■ DIRECTION
Please find all lines in the data that hold the string "copies" and copy them.

■ DATA PROVIDED
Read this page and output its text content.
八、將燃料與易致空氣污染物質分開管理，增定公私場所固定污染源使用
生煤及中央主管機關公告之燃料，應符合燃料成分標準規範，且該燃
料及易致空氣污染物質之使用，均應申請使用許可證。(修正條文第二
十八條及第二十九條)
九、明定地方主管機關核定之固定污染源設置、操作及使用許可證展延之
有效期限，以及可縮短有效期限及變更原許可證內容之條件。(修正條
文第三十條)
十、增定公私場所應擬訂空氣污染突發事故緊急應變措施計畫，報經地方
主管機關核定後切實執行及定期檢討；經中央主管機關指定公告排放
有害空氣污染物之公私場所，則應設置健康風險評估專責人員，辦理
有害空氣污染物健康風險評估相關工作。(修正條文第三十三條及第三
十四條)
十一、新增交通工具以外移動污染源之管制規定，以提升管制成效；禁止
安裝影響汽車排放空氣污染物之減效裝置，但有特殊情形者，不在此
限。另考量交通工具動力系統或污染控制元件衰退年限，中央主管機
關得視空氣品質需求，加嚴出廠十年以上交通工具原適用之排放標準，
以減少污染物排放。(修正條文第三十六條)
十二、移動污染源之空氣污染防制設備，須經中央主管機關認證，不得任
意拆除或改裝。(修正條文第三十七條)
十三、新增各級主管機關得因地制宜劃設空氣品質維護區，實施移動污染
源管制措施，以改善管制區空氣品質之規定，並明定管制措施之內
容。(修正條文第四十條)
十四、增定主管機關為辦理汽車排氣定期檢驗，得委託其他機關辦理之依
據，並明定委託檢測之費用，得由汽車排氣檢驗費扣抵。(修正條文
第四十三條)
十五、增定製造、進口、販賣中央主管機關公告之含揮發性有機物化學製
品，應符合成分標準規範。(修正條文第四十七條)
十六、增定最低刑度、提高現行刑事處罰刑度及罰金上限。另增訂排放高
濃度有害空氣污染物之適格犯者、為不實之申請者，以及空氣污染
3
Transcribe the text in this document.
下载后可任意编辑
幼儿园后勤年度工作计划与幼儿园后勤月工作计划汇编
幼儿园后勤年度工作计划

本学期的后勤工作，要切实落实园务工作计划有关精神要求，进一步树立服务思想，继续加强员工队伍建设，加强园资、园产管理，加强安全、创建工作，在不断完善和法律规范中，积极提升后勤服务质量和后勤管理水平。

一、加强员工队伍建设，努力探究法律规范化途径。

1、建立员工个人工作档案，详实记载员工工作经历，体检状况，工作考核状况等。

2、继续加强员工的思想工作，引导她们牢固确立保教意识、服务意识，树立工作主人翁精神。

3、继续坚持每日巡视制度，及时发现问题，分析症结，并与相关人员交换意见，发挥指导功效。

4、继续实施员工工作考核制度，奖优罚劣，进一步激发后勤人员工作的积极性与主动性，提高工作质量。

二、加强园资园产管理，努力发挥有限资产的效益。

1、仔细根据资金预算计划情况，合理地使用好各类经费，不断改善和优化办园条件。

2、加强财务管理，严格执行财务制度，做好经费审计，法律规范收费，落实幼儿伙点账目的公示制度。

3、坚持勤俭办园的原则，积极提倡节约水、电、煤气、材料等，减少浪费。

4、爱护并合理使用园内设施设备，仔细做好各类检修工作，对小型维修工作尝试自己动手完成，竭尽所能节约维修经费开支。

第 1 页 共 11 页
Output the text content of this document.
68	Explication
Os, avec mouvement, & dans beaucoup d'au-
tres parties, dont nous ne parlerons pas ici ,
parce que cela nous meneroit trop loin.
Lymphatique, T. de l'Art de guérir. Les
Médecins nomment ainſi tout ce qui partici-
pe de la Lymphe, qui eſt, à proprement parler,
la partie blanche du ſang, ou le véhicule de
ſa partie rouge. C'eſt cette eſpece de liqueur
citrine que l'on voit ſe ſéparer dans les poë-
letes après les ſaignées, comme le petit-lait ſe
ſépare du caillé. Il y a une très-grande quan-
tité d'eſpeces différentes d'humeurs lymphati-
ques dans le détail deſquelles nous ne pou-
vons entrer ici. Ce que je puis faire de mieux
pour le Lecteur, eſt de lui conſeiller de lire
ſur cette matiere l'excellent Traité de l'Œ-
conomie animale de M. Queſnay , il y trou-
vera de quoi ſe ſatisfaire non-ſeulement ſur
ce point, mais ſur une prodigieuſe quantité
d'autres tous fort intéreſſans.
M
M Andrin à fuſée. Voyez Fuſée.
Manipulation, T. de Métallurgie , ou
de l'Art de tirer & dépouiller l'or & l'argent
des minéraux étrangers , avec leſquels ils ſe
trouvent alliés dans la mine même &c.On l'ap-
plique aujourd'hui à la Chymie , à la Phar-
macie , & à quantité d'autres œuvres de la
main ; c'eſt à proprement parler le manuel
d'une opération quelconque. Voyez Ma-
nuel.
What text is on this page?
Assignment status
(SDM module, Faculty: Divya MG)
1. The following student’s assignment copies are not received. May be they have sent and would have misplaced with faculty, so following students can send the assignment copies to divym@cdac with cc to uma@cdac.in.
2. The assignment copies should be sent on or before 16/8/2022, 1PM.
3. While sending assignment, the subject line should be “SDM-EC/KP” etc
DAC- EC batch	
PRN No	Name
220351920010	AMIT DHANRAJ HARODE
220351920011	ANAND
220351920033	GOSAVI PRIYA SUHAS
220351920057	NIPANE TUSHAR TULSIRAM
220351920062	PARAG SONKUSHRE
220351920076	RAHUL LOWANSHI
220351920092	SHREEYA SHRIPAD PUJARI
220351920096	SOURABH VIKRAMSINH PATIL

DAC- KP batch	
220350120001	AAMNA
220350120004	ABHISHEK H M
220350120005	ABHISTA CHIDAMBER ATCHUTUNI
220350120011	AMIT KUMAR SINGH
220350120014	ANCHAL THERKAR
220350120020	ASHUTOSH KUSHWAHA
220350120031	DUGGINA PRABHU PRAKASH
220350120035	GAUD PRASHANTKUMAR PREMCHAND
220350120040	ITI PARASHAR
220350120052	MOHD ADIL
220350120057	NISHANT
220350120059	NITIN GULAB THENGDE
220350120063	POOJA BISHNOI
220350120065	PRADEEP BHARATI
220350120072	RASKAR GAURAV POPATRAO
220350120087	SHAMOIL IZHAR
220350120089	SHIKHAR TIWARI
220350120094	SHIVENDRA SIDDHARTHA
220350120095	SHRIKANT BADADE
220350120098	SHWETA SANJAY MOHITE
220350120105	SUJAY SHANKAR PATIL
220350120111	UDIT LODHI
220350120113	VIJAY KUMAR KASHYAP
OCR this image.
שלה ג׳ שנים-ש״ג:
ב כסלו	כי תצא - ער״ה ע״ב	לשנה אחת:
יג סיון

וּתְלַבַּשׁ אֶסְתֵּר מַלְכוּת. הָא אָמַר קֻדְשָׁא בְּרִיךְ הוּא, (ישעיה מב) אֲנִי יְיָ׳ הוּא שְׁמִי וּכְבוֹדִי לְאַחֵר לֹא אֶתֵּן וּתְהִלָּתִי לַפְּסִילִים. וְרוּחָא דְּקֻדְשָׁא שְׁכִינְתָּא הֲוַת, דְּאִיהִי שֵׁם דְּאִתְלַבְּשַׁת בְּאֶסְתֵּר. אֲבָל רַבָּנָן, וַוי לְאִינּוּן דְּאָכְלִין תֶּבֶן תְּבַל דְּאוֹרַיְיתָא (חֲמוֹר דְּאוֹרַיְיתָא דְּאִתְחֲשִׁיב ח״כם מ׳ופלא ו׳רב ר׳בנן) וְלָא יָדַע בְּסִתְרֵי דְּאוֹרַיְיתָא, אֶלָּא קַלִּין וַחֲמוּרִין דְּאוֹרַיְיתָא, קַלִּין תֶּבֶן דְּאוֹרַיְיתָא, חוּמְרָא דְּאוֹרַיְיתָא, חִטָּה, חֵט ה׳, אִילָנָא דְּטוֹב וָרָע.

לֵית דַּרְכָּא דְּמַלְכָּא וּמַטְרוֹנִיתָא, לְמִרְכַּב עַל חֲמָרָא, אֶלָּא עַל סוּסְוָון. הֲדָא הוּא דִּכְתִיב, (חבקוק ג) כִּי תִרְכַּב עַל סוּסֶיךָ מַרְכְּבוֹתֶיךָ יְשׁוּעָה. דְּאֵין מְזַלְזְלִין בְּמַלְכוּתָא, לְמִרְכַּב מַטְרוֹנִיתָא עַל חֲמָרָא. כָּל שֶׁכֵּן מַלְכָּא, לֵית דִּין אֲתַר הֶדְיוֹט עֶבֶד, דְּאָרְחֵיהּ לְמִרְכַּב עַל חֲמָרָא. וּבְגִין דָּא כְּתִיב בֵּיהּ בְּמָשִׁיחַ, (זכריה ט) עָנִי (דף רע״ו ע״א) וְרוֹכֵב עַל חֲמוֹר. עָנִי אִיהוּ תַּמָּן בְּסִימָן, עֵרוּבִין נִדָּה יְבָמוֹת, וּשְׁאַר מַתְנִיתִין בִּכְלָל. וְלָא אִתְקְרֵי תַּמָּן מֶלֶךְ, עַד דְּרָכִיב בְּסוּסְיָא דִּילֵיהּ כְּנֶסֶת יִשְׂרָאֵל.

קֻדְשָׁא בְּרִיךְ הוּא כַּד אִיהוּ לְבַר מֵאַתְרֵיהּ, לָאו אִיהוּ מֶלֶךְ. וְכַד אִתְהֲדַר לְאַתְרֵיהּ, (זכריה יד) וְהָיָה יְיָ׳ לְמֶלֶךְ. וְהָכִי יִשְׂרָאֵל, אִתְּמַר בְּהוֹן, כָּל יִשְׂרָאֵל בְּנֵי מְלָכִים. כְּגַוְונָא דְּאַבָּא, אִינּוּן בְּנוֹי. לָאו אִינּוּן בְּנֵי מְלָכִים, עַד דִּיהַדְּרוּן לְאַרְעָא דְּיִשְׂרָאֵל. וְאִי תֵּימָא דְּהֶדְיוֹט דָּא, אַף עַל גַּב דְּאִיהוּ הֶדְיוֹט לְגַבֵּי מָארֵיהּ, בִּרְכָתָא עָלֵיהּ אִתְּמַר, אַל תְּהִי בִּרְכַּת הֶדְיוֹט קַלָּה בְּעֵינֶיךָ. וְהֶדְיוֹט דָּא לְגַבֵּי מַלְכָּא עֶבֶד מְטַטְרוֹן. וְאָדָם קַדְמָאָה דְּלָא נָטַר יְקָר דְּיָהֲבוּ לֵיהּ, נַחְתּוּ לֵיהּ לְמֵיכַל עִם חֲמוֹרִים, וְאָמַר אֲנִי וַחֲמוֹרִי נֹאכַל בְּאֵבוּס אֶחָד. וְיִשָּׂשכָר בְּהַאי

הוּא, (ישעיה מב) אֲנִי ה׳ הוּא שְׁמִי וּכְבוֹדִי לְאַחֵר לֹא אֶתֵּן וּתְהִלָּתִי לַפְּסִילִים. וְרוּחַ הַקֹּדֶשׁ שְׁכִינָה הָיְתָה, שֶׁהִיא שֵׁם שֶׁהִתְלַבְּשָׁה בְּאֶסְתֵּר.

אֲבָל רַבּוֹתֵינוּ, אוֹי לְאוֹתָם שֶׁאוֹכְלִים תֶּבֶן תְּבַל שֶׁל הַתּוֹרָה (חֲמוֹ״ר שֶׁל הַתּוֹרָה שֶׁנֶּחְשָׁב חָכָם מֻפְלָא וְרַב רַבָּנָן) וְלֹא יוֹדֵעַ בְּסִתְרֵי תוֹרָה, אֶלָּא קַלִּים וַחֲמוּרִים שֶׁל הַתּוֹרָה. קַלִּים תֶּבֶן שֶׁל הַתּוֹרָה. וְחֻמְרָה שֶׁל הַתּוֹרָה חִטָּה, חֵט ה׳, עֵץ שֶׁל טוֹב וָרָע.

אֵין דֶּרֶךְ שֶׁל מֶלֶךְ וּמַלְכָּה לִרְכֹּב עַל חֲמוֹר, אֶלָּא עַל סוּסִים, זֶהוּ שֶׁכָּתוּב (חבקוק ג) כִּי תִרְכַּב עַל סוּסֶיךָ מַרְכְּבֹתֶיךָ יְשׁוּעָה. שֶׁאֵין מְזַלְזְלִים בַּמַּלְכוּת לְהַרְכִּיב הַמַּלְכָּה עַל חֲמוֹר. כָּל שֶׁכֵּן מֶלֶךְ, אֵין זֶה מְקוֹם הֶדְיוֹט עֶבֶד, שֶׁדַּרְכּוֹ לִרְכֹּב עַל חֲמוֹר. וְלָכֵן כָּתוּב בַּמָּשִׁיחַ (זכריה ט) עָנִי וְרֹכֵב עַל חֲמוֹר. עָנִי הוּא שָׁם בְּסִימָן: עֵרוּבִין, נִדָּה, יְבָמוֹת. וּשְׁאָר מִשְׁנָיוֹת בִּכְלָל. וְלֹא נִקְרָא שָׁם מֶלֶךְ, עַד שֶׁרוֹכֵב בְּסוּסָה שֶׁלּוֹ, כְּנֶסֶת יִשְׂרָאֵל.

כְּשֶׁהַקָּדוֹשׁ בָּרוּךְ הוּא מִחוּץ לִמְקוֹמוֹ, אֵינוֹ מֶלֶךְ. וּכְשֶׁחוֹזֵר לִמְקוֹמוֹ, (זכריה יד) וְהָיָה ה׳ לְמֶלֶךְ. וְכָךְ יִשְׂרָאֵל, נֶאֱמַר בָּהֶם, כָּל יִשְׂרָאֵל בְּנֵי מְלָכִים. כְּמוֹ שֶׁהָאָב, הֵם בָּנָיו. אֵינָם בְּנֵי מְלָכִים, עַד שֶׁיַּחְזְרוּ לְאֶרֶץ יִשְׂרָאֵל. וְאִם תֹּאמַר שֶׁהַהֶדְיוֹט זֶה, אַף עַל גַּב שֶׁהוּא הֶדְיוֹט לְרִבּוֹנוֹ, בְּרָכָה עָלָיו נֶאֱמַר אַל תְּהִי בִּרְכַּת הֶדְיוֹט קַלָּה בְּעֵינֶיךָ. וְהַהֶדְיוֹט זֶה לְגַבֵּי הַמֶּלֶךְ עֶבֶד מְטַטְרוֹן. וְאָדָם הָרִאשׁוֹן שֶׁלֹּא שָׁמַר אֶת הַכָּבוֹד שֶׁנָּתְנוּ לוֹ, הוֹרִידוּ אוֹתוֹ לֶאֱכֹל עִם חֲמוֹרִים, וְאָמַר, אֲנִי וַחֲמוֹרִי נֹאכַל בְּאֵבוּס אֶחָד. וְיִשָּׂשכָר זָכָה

■ CORRECT RESPONSE
1. The following student’s assignment copies are not received. May be they have sent and would have misplaced with faculty, so following students can send the assignment copies to divym@cdac with cc to uma@cdac.in.
2. The assignment copies should be sent on or before 16/8/2022, 1PM.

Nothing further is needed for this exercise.